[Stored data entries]
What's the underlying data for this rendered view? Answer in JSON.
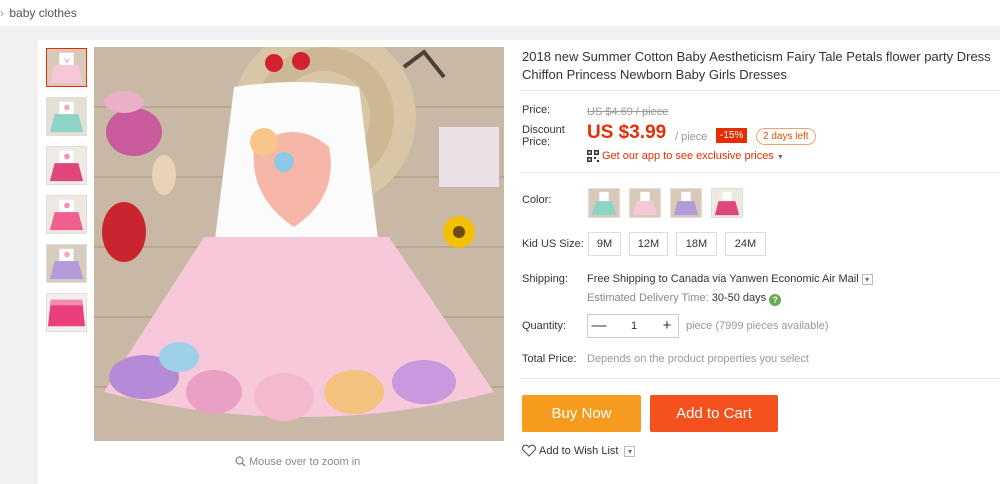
{
  "breadcrumb": {
    "separator": "›",
    "item": "baby clothes"
  },
  "product": {
    "title": "2018 new Summer Cotton Baby Aestheticism Fairy Tale Petals flower party Dress Chiffon Princess Newborn Baby Girls Dresses",
    "zoom_hint": "Mouse over to zoom in"
  },
  "pricing": {
    "price_label": "Price:",
    "original_price": "US $4.69 / piece",
    "discount_label": "Discount Price:",
    "discount_price": "US $3.99",
    "per_unit": "/ piece",
    "discount_pct": "-15%",
    "days_left": "2 days left",
    "app_promo": "Get our app to see exclusive prices",
    "app_caret": "▼"
  },
  "options": {
    "color_label": "Color:",
    "colors": [
      "mint",
      "pink-light",
      "purple",
      "rose"
    ],
    "size_label": "Kid US Size:",
    "sizes": [
      "9M",
      "12M",
      "18M",
      "24M"
    ]
  },
  "shipping": {
    "label": "Shipping:",
    "text": "Free Shipping to Canada via Yanwen Economic Air Mail",
    "dropdown_caret": "▾",
    "estimate_prefix": "Estimated Delivery Time:",
    "estimate_value": "30-50 days",
    "help_glyph": "?"
  },
  "quantity": {
    "label": "Quantity:",
    "minus": "—",
    "plus": "+",
    "value": "1",
    "availability": "piece (7999 pieces available)"
  },
  "total": {
    "label": "Total Price:",
    "value": "Depends on the product properties you select"
  },
  "actions": {
    "buy_now": "Buy Now",
    "add_to_cart": "Add to Cart",
    "wish_list": "Add to Wish List",
    "wish_caret": "▾"
  },
  "colors": {
    "accent": "#e62e04",
    "buy_now": "#f79b1e",
    "add_to_cart": "#f4511e"
  }
}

» WHAT IS REQUIRED: Leave out the pictures and give the listing above again exactly.

» TASK RESULT:
What's the underlying data for this rendered view? Answer in JSON.
{
  "breadcrumb": {
    "separator": "›",
    "item": "baby clothes"
  },
  "product": {
    "title": "2018 new Summer Cotton Baby Aestheticism Fairy Tale Petals flower party Dress Chiffon Princess Newborn Baby Girls Dresses",
    "zoom_hint": "Mouse over to zoom in"
  },
  "pricing": {
    "price_label": "Price:",
    "original_price": "US $4.69 / piece",
    "discount_label": "Discount Price:",
    "discount_price": "US $3.99",
    "per_unit": "/ piece",
    "discount_pct": "-15%",
    "days_left": "2 days left",
    "app_promo": "Get our app to see exclusive prices",
    "app_caret": "▼"
  },
  "options": {
    "color_label": "Color:",
    "colors": [
      "mint",
      "pink-light",
      "purple",
      "rose"
    ],
    "size_label": "Kid US Size:",
    "sizes": [
      "9M",
      "12M",
      "18M",
      "24M"
    ]
  },
  "shipping": {
    "label": "Shipping:",
    "text": "Free Shipping to Canada via Yanwen Economic Air Mail",
    "dropdown_caret": "▾",
    "estimate_prefix": "Estimated Delivery Time:",
    "estimate_value": "30-50 days",
    "help_glyph": "?"
  },
  "quantity": {
    "label": "Quantity:",
    "minus": "—",
    "plus": "+",
    "value": "1",
    "availability": "piece (7999 pieces available)"
  },
  "total": {
    "label": "Total Price:",
    "value": "Depends on the product properties you select"
  },
  "actions": {
    "buy_now": "Buy Now",
    "add_to_cart": "Add to Cart",
    "wish_list": "Add to Wish List",
    "wish_caret": "▾"
  },
  "colors": {
    "accent": "#e62e04",
    "buy_now": "#f79b1e",
    "add_to_cart": "#f4511e"
  }
}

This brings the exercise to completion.